[What you have to do]:
In the entries below, find every line with "colors" and copy it.

Data records
━━━
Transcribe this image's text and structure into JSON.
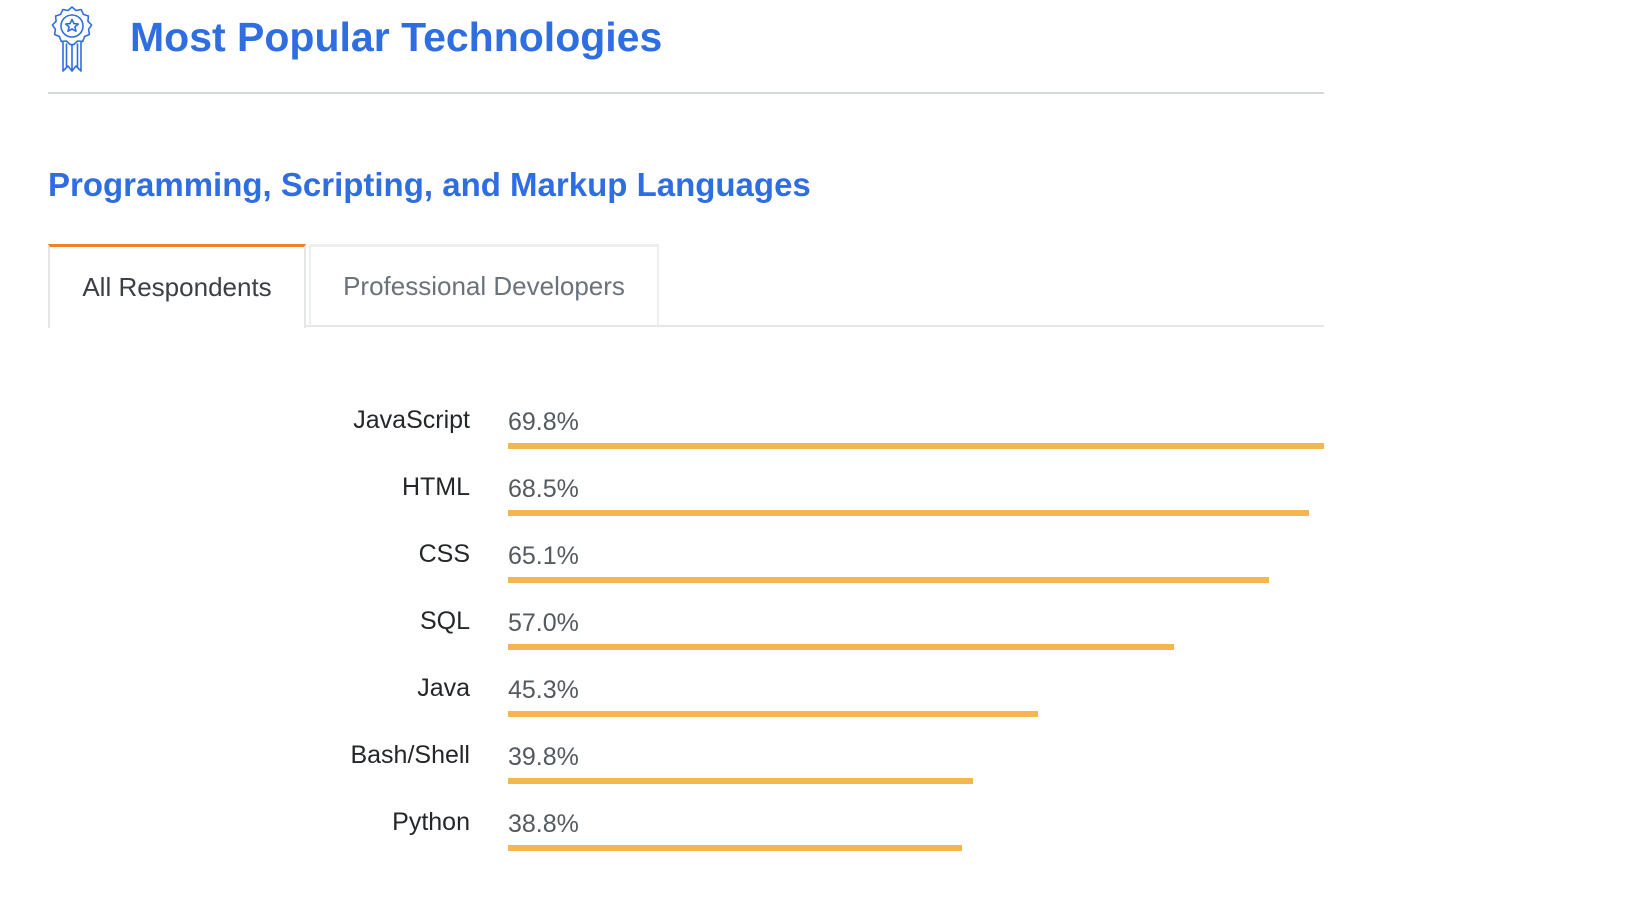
{
  "header": {
    "title": "Most Popular Technologies"
  },
  "section": {
    "title": "Programming, Scripting, and Markup Languages"
  },
  "tabs": [
    {
      "label": "All Respondents",
      "active": true
    },
    {
      "label": "Professional Developers",
      "active": false
    }
  ],
  "colors": {
    "title": "#2f6ee0",
    "bar": "#f5b651",
    "active_tab_accent": "#f48024"
  },
  "icons": {
    "header": "award-ribbon-star-icon"
  },
  "chart_data": {
    "type": "bar",
    "orientation": "horizontal",
    "title": "",
    "categories": [
      "JavaScript",
      "HTML",
      "CSS",
      "SQL",
      "Java",
      "Bash/Shell",
      "Python"
    ],
    "values": [
      69.8,
      68.5,
      65.1,
      57.0,
      45.3,
      39.8,
      38.8
    ],
    "value_labels": [
      "69.8%",
      "68.5%",
      "65.1%",
      "57.0%",
      "45.3%",
      "39.8%",
      "38.8%"
    ],
    "unit": "%",
    "xlim": [
      0,
      69.8
    ],
    "grid": false,
    "legend": false
  }
}
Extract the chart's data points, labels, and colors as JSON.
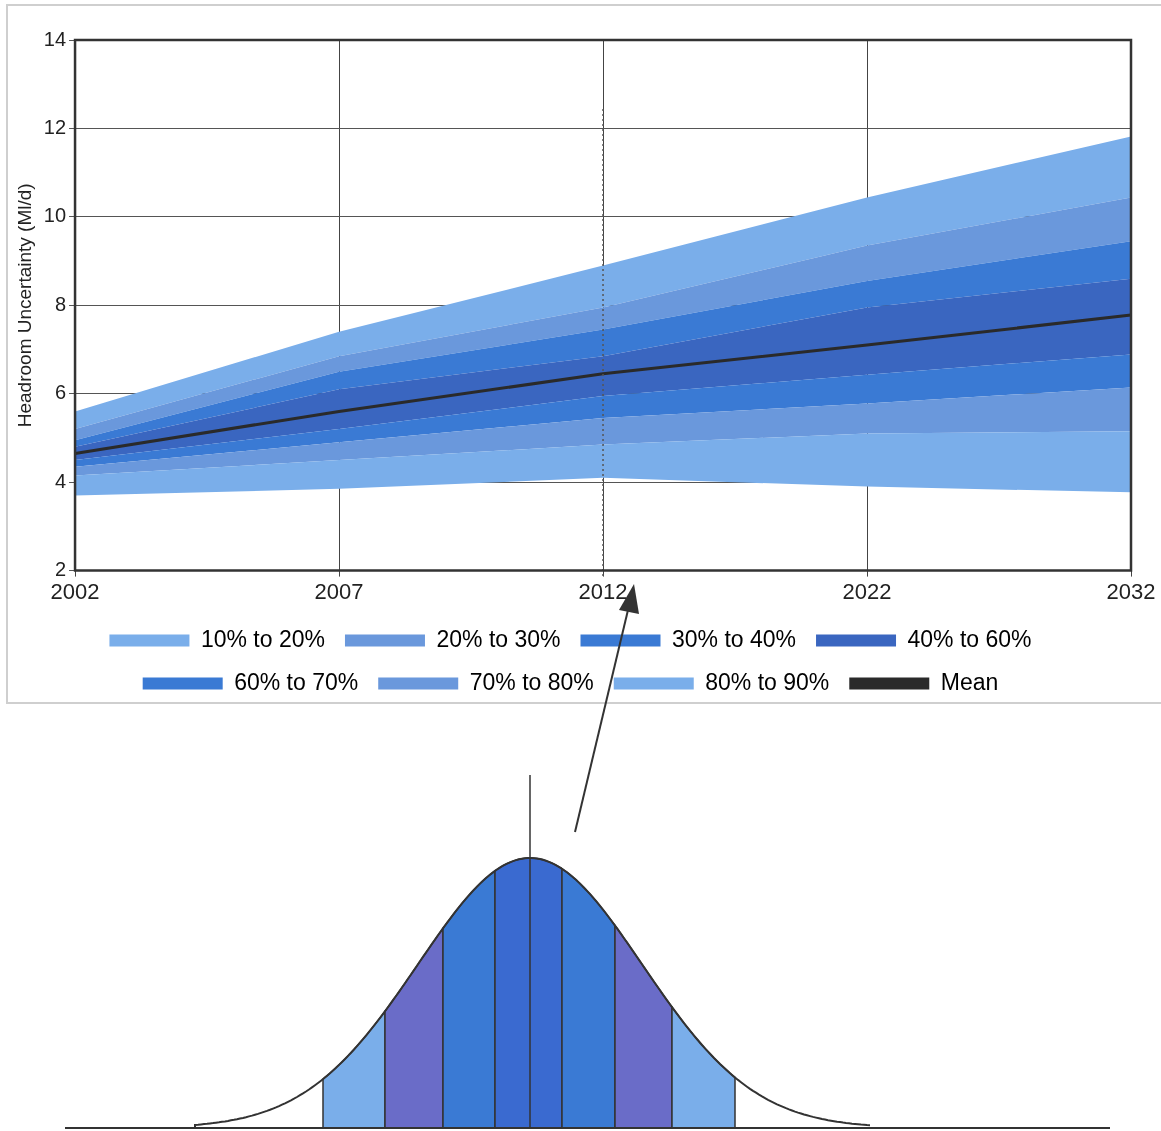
{
  "chart_data": {
    "type": "area",
    "ylabel": "Headroom Uncertainty (Ml/d)",
    "categories": [
      "2002",
      "2007",
      "2012",
      "2022",
      "2032"
    ],
    "series": [
      {
        "name": "10% to 20%",
        "color": "#7aaeea",
        "type": "area",
        "values": [
          null,
          null,
          null,
          null,
          null
        ],
        "lower": [
          3.7,
          3.85,
          4.1,
          3.9,
          3.77
        ],
        "upper": [
          4.15,
          4.5,
          4.85,
          5.1,
          5.15
        ]
      },
      {
        "name": "20% to 30%",
        "color": "#6a98dc",
        "type": "area",
        "values": [
          null,
          null,
          null,
          null,
          null
        ],
        "lower": [
          4.15,
          4.5,
          4.85,
          5.1,
          5.15
        ],
        "upper": [
          4.35,
          4.9,
          5.45,
          5.78,
          6.14
        ]
      },
      {
        "name": "30% to 40%",
        "color": "#3a7ad4",
        "type": "area",
        "values": [
          null,
          null,
          null,
          null,
          null
        ],
        "lower": [
          4.35,
          4.9,
          5.45,
          5.78,
          6.14
        ],
        "upper": [
          4.5,
          5.2,
          5.95,
          6.43,
          6.89
        ]
      },
      {
        "name": "40% to 60%",
        "color": "#3a66c0",
        "type": "area",
        "values": [
          null,
          null,
          null,
          null,
          null
        ],
        "lower": [
          4.5,
          5.2,
          5.95,
          6.43,
          6.89
        ],
        "upper": [
          4.8,
          6.1,
          6.85,
          7.95,
          8.6
        ]
      },
      {
        "name": "60% to 70%",
        "color": "#3a7ad4",
        "type": "area",
        "values": [
          null,
          null,
          null,
          null,
          null
        ],
        "lower": [
          4.8,
          6.1,
          6.85,
          7.95,
          8.6
        ],
        "upper": [
          4.95,
          6.5,
          7.45,
          8.55,
          9.45
        ]
      },
      {
        "name": "70% to 80%",
        "color": "#6a98dc",
        "type": "area",
        "values": [
          null,
          null,
          null,
          null,
          null
        ],
        "lower": [
          4.95,
          6.5,
          7.45,
          8.55,
          9.45
        ],
        "upper": [
          5.2,
          6.85,
          7.95,
          9.35,
          10.44
        ]
      },
      {
        "name": "80% to 90%",
        "color": "#7aaeea",
        "type": "area",
        "values": [
          null,
          null,
          null,
          null,
          null
        ],
        "lower": [
          5.2,
          6.85,
          7.95,
          9.35,
          10.44
        ],
        "upper": [
          5.6,
          7.4,
          8.9,
          10.44,
          11.82
        ]
      },
      {
        "name": "Mean",
        "color": "#2a2a2a",
        "type": "line",
        "values": [
          4.65,
          5.6,
          6.45,
          7.1,
          7.78
        ]
      }
    ],
    "ylim": [
      2,
      14
    ],
    "yticks": [
      2,
      4,
      6,
      8,
      10,
      12,
      14
    ],
    "grid": true,
    "legend": "bottom",
    "marker": "none",
    "line_style": "solid",
    "ref_lines": [
      {
        "axis": "x",
        "value": "2012",
        "line_style": "dotted",
        "color": "#555555"
      }
    ]
  }
}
━━━
[Correct result]:
  "colors": {
Extract the chart's data points, labels, and colors as JSON.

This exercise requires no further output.